→ THE INPUT
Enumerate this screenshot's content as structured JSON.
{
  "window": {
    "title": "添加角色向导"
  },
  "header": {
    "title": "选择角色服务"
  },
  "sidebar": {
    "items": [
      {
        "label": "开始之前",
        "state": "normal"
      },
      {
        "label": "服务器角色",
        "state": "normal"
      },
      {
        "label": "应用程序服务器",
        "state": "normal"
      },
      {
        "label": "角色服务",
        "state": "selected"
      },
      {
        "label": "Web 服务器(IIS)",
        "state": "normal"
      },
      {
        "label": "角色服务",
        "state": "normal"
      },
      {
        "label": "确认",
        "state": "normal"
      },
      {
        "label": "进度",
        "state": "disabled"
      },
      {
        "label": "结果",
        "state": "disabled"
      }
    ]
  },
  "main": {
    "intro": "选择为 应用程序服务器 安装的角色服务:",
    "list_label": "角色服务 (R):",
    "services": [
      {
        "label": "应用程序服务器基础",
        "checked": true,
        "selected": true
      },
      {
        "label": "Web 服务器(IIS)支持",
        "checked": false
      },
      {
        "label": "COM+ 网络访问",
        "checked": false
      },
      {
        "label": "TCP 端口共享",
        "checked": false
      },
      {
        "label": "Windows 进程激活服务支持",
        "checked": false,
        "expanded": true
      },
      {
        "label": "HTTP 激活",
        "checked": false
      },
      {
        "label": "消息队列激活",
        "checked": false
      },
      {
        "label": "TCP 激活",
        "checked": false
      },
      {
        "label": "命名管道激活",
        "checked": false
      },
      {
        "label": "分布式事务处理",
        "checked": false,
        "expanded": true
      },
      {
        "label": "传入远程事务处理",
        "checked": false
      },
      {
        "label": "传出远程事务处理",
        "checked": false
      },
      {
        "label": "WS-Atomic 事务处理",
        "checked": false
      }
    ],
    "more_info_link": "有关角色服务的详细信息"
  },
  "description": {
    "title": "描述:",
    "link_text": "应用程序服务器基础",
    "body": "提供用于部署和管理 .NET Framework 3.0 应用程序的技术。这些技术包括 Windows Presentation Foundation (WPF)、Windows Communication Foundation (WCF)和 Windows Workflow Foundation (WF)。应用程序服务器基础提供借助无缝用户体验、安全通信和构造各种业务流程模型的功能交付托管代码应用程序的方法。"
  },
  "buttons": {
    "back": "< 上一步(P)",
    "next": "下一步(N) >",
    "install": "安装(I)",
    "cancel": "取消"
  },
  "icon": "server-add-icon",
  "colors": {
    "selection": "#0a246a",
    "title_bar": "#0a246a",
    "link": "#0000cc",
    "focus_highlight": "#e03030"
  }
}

→ AIM
Report the number of lines above that contain the word "true", and only that number.

→ SOLUTION TO THE PROBLEM
4